Skip every image and restate the data word for word.

=======

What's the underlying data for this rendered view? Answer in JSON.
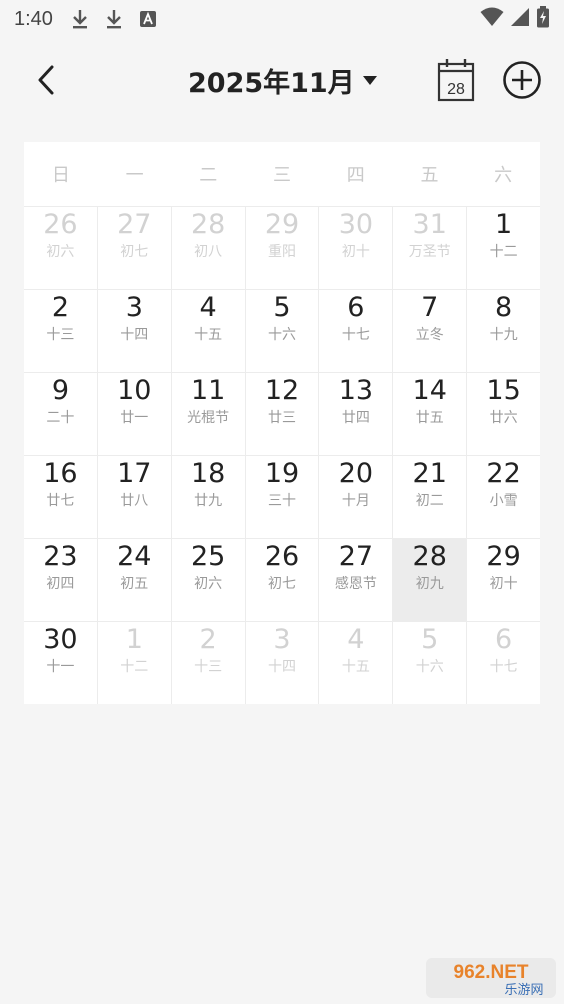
{
  "status_bar": {
    "time": "1:40",
    "icons": [
      "download-icon",
      "download-icon",
      "font-app-icon"
    ],
    "right_icons": [
      "wifi-icon",
      "signal-icon",
      "battery-charging-icon"
    ]
  },
  "header": {
    "title": "2025年11月",
    "calendar_icon_day": "28"
  },
  "calendar": {
    "weekdays": [
      "日",
      "一",
      "二",
      "三",
      "四",
      "五",
      "六"
    ],
    "weeks": [
      [
        {
          "num": "26",
          "lunar": "初六",
          "muted": true
        },
        {
          "num": "27",
          "lunar": "初七",
          "muted": true
        },
        {
          "num": "28",
          "lunar": "初八",
          "muted": true
        },
        {
          "num": "29",
          "lunar": "重阳",
          "muted": true
        },
        {
          "num": "30",
          "lunar": "初十",
          "muted": true
        },
        {
          "num": "31",
          "lunar": "万圣节",
          "muted": true
        },
        {
          "num": "1",
          "lunar": "十二",
          "muted": false
        }
      ],
      [
        {
          "num": "2",
          "lunar": "十三",
          "muted": false
        },
        {
          "num": "3",
          "lunar": "十四",
          "muted": false
        },
        {
          "num": "4",
          "lunar": "十五",
          "muted": false
        },
        {
          "num": "5",
          "lunar": "十六",
          "muted": false
        },
        {
          "num": "6",
          "lunar": "十七",
          "muted": false
        },
        {
          "num": "7",
          "lunar": "立冬",
          "muted": false
        },
        {
          "num": "8",
          "lunar": "十九",
          "muted": false
        }
      ],
      [
        {
          "num": "9",
          "lunar": "二十",
          "muted": false
        },
        {
          "num": "10",
          "lunar": "廿一",
          "muted": false
        },
        {
          "num": "11",
          "lunar": "光棍节",
          "muted": false
        },
        {
          "num": "12",
          "lunar": "廿三",
          "muted": false
        },
        {
          "num": "13",
          "lunar": "廿四",
          "muted": false
        },
        {
          "num": "14",
          "lunar": "廿五",
          "muted": false
        },
        {
          "num": "15",
          "lunar": "廿六",
          "muted": false
        }
      ],
      [
        {
          "num": "16",
          "lunar": "廿七",
          "muted": false
        },
        {
          "num": "17",
          "lunar": "廿八",
          "muted": false
        },
        {
          "num": "18",
          "lunar": "廿九",
          "muted": false
        },
        {
          "num": "19",
          "lunar": "三十",
          "muted": false
        },
        {
          "num": "20",
          "lunar": "十月",
          "muted": false
        },
        {
          "num": "21",
          "lunar": "初二",
          "muted": false
        },
        {
          "num": "22",
          "lunar": "小雪",
          "muted": false
        }
      ],
      [
        {
          "num": "23",
          "lunar": "初四",
          "muted": false
        },
        {
          "num": "24",
          "lunar": "初五",
          "muted": false
        },
        {
          "num": "25",
          "lunar": "初六",
          "muted": false
        },
        {
          "num": "26",
          "lunar": "初七",
          "muted": false
        },
        {
          "num": "27",
          "lunar": "感恩节",
          "muted": false
        },
        {
          "num": "28",
          "lunar": "初九",
          "muted": false,
          "selected": true
        },
        {
          "num": "29",
          "lunar": "初十",
          "muted": false
        }
      ],
      [
        {
          "num": "30",
          "lunar": "十一",
          "muted": false
        },
        {
          "num": "1",
          "lunar": "十二",
          "muted": true
        },
        {
          "num": "2",
          "lunar": "十三",
          "muted": true
        },
        {
          "num": "3",
          "lunar": "十四",
          "muted": true
        },
        {
          "num": "4",
          "lunar": "十五",
          "muted": true
        },
        {
          "num": "5",
          "lunar": "十六",
          "muted": true
        },
        {
          "num": "6",
          "lunar": "十七",
          "muted": true
        }
      ]
    ]
  },
  "watermark": {
    "brand": "962.NET",
    "sub": "乐游网"
  },
  "colors": {
    "background": "#f5f5f5",
    "card": "#ffffff",
    "selected_cell": "#ececec",
    "text_primary": "#222222",
    "text_lunar": "#9a9a9a",
    "text_muted": "#d2d2d2"
  }
}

=======

- Answer to the exercise -
What's the underlying data for this rendered view? Answer in JSON.
{
  "status_bar": {
    "time": "1:40",
    "icons": [
      "download-icon",
      "download-icon",
      "font-app-icon"
    ],
    "right_icons": [
      "wifi-icon",
      "signal-icon",
      "battery-charging-icon"
    ]
  },
  "header": {
    "title": "2025年11月",
    "calendar_icon_day": "28"
  },
  "calendar": {
    "weekdays": [
      "日",
      "一",
      "二",
      "三",
      "四",
      "五",
      "六"
    ],
    "weeks": [
      [
        {
          "num": "26",
          "lunar": "初六",
          "muted": true
        },
        {
          "num": "27",
          "lunar": "初七",
          "muted": true
        },
        {
          "num": "28",
          "lunar": "初八",
          "muted": true
        },
        {
          "num": "29",
          "lunar": "重阳",
          "muted": true
        },
        {
          "num": "30",
          "lunar": "初十",
          "muted": true
        },
        {
          "num": "31",
          "lunar": "万圣节",
          "muted": true
        },
        {
          "num": "1",
          "lunar": "十二",
          "muted": false
        }
      ],
      [
        {
          "num": "2",
          "lunar": "十三",
          "muted": false
        },
        {
          "num": "3",
          "lunar": "十四",
          "muted": false
        },
        {
          "num": "4",
          "lunar": "十五",
          "muted": false
        },
        {
          "num": "5",
          "lunar": "十六",
          "muted": false
        },
        {
          "num": "6",
          "lunar": "十七",
          "muted": false
        },
        {
          "num": "7",
          "lunar": "立冬",
          "muted": false
        },
        {
          "num": "8",
          "lunar": "十九",
          "muted": false
        }
      ],
      [
        {
          "num": "9",
          "lunar": "二十",
          "muted": false
        },
        {
          "num": "10",
          "lunar": "廿一",
          "muted": false
        },
        {
          "num": "11",
          "lunar": "光棍节",
          "muted": false
        },
        {
          "num": "12",
          "lunar": "廿三",
          "muted": false
        },
        {
          "num": "13",
          "lunar": "廿四",
          "muted": false
        },
        {
          "num": "14",
          "lunar": "廿五",
          "muted": false
        },
        {
          "num": "15",
          "lunar": "廿六",
          "muted": false
        }
      ],
      [
        {
          "num": "16",
          "lunar": "廿七",
          "muted": false
        },
        {
          "num": "17",
          "lunar": "廿八",
          "muted": false
        },
        {
          "num": "18",
          "lunar": "廿九",
          "muted": false
        },
        {
          "num": "19",
          "lunar": "三十",
          "muted": false
        },
        {
          "num": "20",
          "lunar": "十月",
          "muted": false
        },
        {
          "num": "21",
          "lunar": "初二",
          "muted": false
        },
        {
          "num": "22",
          "lunar": "小雪",
          "muted": false
        }
      ],
      [
        {
          "num": "23",
          "lunar": "初四",
          "muted": false
        },
        {
          "num": "24",
          "lunar": "初五",
          "muted": false
        },
        {
          "num": "25",
          "lunar": "初六",
          "muted": false
        },
        {
          "num": "26",
          "lunar": "初七",
          "muted": false
        },
        {
          "num": "27",
          "lunar": "感恩节",
          "muted": false
        },
        {
          "num": "28",
          "lunar": "初九",
          "muted": false,
          "selected": true
        },
        {
          "num": "29",
          "lunar": "初十",
          "muted": false
        }
      ],
      [
        {
          "num": "30",
          "lunar": "十一",
          "muted": false
        },
        {
          "num": "1",
          "lunar": "十二",
          "muted": true
        },
        {
          "num": "2",
          "lunar": "十三",
          "muted": true
        },
        {
          "num": "3",
          "lunar": "十四",
          "muted": true
        },
        {
          "num": "4",
          "lunar": "十五",
          "muted": true
        },
        {
          "num": "5",
          "lunar": "十六",
          "muted": true
        },
        {
          "num": "6",
          "lunar": "十七",
          "muted": true
        }
      ]
    ]
  },
  "watermark": {
    "brand": "962.NET",
    "sub": "乐游网"
  },
  "colors": {
    "background": "#f5f5f5",
    "card": "#ffffff",
    "selected_cell": "#ececec",
    "text_primary": "#222222",
    "text_lunar": "#9a9a9a",
    "text_muted": "#d2d2d2"
  }
}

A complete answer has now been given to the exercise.